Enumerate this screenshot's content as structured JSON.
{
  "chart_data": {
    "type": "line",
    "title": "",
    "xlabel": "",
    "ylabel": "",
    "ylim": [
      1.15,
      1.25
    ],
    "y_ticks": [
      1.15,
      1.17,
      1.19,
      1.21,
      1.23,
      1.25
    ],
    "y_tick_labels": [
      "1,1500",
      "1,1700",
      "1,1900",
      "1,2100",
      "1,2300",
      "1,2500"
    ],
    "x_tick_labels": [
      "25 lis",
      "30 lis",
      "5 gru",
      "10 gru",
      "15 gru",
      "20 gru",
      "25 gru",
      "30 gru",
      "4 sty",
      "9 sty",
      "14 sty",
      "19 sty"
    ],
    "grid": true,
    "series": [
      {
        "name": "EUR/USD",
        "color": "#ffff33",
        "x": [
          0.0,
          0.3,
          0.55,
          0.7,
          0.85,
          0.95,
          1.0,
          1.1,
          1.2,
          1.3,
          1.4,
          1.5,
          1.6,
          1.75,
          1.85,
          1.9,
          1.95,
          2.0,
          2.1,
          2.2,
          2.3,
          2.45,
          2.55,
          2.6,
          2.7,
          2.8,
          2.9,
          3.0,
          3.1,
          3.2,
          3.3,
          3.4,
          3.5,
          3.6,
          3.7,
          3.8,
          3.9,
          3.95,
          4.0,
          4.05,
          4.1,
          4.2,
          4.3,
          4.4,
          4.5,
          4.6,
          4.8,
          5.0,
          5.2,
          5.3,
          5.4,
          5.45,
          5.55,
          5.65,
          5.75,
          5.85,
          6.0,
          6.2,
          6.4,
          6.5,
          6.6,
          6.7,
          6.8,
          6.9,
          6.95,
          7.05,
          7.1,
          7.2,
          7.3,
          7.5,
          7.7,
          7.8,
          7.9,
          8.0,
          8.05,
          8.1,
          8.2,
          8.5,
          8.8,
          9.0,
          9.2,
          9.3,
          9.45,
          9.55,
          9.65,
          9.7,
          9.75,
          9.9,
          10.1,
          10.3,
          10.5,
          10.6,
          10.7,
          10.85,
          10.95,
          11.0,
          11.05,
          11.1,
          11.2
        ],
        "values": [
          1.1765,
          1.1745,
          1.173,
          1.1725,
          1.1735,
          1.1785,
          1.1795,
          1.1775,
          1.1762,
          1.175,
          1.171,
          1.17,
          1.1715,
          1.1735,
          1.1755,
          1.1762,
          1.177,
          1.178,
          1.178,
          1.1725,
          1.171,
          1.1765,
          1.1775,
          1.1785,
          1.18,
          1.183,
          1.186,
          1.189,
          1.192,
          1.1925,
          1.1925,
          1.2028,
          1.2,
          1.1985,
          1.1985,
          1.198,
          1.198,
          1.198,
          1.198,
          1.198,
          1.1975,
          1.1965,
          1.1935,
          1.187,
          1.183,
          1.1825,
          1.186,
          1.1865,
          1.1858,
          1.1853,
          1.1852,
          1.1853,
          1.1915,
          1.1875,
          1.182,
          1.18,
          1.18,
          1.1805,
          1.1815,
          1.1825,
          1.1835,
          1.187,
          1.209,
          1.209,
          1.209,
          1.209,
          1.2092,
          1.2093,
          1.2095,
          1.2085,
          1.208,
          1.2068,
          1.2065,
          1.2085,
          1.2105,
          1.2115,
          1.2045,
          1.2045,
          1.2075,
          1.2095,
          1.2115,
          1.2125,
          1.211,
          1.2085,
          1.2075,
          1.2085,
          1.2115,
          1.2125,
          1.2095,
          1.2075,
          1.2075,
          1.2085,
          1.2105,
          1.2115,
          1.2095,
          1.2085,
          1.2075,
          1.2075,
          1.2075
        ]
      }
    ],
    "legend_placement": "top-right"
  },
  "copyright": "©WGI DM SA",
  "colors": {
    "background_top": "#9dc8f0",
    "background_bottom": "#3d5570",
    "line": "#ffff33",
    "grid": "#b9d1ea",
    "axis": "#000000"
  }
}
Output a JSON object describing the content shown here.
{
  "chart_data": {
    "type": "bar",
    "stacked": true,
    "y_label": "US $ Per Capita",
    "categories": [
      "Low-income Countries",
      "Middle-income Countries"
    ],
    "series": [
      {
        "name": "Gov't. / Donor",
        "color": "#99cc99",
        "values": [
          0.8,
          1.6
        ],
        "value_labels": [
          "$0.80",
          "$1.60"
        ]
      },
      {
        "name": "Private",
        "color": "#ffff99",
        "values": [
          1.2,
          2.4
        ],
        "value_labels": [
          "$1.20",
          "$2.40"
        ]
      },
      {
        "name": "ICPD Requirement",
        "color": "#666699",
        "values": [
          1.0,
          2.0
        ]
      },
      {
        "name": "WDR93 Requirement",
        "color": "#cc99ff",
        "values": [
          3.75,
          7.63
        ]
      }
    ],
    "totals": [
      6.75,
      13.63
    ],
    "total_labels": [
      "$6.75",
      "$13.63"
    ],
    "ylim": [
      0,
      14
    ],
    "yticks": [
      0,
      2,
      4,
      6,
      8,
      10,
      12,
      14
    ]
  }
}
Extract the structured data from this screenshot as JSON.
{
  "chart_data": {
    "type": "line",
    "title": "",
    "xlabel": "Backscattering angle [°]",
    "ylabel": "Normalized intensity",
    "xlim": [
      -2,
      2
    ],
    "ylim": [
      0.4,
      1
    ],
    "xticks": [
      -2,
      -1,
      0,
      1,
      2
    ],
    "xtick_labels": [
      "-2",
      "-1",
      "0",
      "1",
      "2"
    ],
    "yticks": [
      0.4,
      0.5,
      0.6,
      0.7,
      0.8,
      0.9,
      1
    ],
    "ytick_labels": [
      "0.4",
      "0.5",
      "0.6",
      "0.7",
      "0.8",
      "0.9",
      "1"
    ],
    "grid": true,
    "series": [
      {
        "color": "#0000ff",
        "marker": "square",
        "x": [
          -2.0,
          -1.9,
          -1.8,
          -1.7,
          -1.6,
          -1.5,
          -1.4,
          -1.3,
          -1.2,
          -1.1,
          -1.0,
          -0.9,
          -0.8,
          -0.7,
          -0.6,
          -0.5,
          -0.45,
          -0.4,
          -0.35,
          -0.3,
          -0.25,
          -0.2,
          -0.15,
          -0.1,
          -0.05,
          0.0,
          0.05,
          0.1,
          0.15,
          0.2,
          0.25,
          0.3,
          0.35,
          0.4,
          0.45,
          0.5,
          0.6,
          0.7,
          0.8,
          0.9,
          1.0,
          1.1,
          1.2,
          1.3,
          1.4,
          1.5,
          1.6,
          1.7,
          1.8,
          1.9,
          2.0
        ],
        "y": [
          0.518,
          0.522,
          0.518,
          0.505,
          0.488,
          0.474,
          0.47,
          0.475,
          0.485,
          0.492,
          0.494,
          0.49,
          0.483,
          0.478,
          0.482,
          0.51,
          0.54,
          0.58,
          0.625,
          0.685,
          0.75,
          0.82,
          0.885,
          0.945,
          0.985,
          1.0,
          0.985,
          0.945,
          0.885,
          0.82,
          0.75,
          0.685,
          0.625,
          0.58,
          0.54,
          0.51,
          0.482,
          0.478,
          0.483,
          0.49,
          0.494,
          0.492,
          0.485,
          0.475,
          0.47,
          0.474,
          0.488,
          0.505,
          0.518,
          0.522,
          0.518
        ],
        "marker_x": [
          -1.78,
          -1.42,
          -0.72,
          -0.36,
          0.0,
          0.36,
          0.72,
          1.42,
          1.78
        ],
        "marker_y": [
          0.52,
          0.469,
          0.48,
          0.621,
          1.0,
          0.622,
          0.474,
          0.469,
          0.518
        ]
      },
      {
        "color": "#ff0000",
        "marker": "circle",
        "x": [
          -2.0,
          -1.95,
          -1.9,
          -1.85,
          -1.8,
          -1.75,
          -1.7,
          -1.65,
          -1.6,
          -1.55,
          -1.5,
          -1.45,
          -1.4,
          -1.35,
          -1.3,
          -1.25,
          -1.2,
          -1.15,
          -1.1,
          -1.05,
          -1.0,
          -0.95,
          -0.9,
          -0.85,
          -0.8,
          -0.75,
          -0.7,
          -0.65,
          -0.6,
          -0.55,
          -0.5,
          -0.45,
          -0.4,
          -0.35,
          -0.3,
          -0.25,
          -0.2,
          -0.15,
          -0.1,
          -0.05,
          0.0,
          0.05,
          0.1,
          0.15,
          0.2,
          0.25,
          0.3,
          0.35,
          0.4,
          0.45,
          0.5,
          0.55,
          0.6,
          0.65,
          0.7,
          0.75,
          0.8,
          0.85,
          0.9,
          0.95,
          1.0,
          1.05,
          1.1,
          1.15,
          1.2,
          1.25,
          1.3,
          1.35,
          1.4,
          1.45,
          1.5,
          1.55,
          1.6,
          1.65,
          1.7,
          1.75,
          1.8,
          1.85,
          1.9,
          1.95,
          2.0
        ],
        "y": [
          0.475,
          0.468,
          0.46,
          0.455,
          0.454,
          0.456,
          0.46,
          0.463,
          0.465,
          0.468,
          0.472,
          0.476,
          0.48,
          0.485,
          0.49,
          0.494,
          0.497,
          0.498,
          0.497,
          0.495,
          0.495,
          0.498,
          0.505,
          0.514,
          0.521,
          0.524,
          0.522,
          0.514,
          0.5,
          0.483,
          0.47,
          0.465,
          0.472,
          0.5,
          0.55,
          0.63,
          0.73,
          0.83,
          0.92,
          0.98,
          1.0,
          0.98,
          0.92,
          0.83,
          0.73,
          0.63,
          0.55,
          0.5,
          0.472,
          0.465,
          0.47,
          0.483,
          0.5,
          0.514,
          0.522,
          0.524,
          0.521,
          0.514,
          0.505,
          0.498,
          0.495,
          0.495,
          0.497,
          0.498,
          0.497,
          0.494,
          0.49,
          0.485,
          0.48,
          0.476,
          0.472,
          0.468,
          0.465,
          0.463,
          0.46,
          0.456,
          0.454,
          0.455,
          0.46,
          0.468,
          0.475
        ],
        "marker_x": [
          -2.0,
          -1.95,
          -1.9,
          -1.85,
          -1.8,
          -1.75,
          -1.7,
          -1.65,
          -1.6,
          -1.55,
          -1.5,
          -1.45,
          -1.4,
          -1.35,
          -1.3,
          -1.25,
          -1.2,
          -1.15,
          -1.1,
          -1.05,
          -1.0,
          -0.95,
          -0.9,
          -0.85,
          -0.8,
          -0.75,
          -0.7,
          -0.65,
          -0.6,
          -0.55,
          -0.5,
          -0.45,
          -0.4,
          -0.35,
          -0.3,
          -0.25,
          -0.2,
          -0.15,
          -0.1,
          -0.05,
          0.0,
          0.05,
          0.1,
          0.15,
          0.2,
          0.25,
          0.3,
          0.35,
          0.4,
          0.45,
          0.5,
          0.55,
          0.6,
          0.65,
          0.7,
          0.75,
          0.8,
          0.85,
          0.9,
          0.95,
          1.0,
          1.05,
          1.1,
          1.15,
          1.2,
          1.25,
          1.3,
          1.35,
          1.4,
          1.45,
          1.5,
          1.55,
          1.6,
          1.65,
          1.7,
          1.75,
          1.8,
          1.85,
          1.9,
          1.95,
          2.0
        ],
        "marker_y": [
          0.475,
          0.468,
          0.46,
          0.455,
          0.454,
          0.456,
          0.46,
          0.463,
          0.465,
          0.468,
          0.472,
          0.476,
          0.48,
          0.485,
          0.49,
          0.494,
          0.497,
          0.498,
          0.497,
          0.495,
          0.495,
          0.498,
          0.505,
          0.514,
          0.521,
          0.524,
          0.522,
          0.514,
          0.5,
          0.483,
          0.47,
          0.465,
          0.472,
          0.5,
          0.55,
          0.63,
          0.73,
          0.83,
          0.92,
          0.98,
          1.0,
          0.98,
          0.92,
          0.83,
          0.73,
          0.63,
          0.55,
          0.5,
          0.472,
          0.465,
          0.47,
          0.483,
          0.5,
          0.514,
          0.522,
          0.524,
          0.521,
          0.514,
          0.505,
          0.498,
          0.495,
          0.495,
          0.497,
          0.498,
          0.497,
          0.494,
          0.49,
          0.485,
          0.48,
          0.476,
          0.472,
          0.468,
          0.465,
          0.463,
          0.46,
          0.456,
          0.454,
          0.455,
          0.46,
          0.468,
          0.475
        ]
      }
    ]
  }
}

-*-*-

### What needs to be done:
Gather up the lines that contain the word "xlabel".

### Result:
    "xlabel": "",
    "xlabel": "Backscattering angle [°]",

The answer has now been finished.